- YOUR GOAL
Lines containing the word "asymptomatic" need to be counted. Please reply with how many there are, and nothing else.

- DATA SHOWN
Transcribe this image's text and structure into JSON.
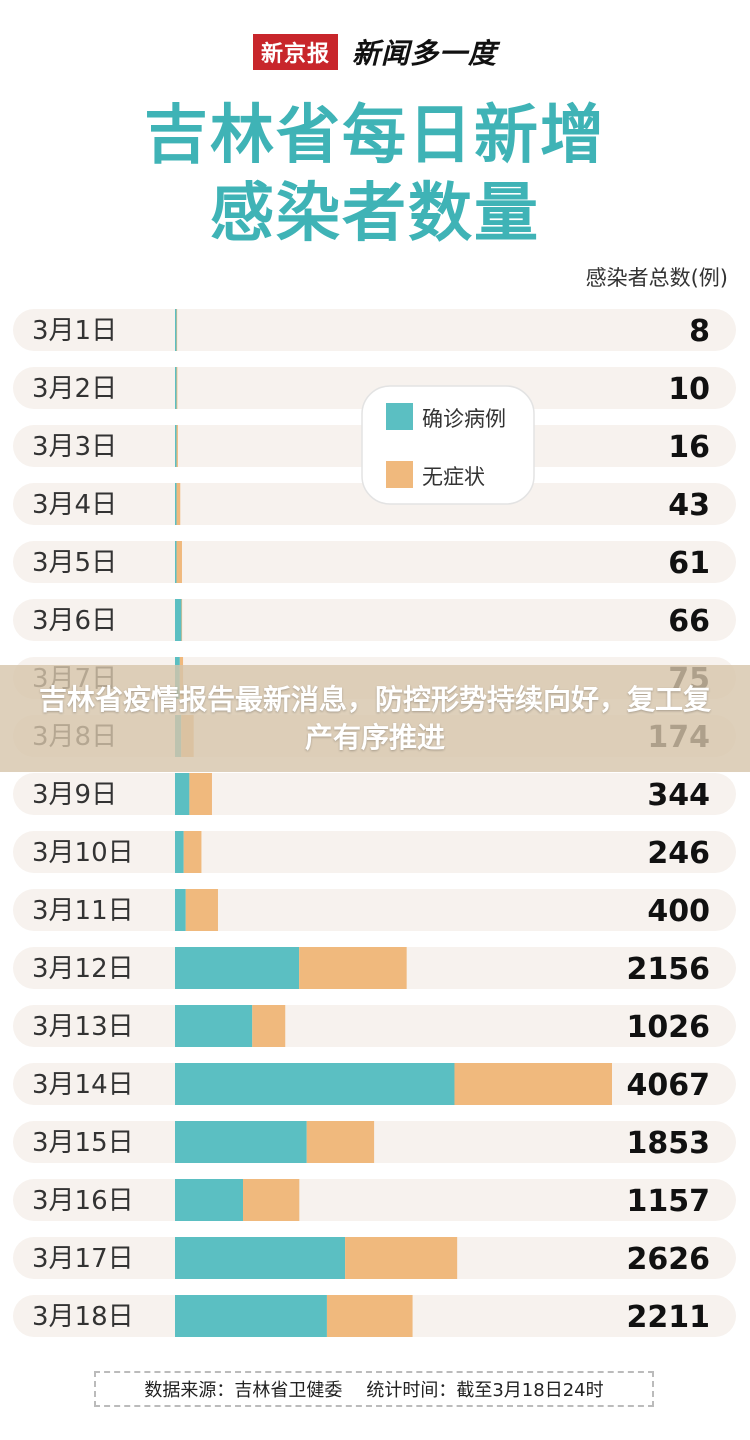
{
  "header": {
    "brand": "新京报",
    "brand_sub": "新闻多一度",
    "title_line1": "吉林省每日新增",
    "title_line2": "感染者数量"
  },
  "unit_label": "感染者总数(例)",
  "legend": {
    "confirmed": "确诊病例",
    "asymptomatic": "无症状"
  },
  "colors": {
    "confirmed": "#5bbfc2",
    "asymptomatic": "#f0b97d",
    "row_bg": "#f7f2ee",
    "title": "#3fb3b6",
    "brand": "#c8262b"
  },
  "chart_data": {
    "type": "bar",
    "orientation": "horizontal",
    "stacked": true,
    "title": "吉林省每日新增感染者数量",
    "xlabel": "感染者总数(例)",
    "categories": [
      "3月1日",
      "3月2日",
      "3月3日",
      "3月4日",
      "3月5日",
      "3月6日",
      "3月7日",
      "3月8日",
      "3月9日",
      "3月10日",
      "3月11日",
      "3月12日",
      "3月13日",
      "3月14日",
      "3月15日",
      "3月16日",
      "3月17日",
      "3月18日"
    ],
    "series": [
      {
        "name": "确诊病例",
        "values": [
          2,
          2,
          3,
          8,
          10,
          60,
          45,
          58,
          134,
          81,
          100,
          1155,
          719,
          2601,
          1226,
          633,
          1583,
          1414
        ]
      },
      {
        "name": "无症状",
        "values": [
          6,
          8,
          13,
          35,
          51,
          6,
          30,
          116,
          210,
          165,
          300,
          1001,
          307,
          1466,
          627,
          524,
          1043,
          797
        ]
      }
    ],
    "totals": [
      8,
      10,
      16,
      43,
      61,
      66,
      75,
      174,
      344,
      246,
      400,
      2156,
      1026,
      4067,
      1853,
      1157,
      2626,
      2211
    ],
    "xlim": [
      0,
      4067
    ]
  },
  "footer": {
    "source": "数据来源：吉林省卫健委",
    "stat_time": "统计时间：截至3月18日24时"
  },
  "overlay": {
    "headline": "吉林省疫情报告最新消息，防控形势持续向好，复工复产有序推进"
  }
}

- FINAL ANSWER
2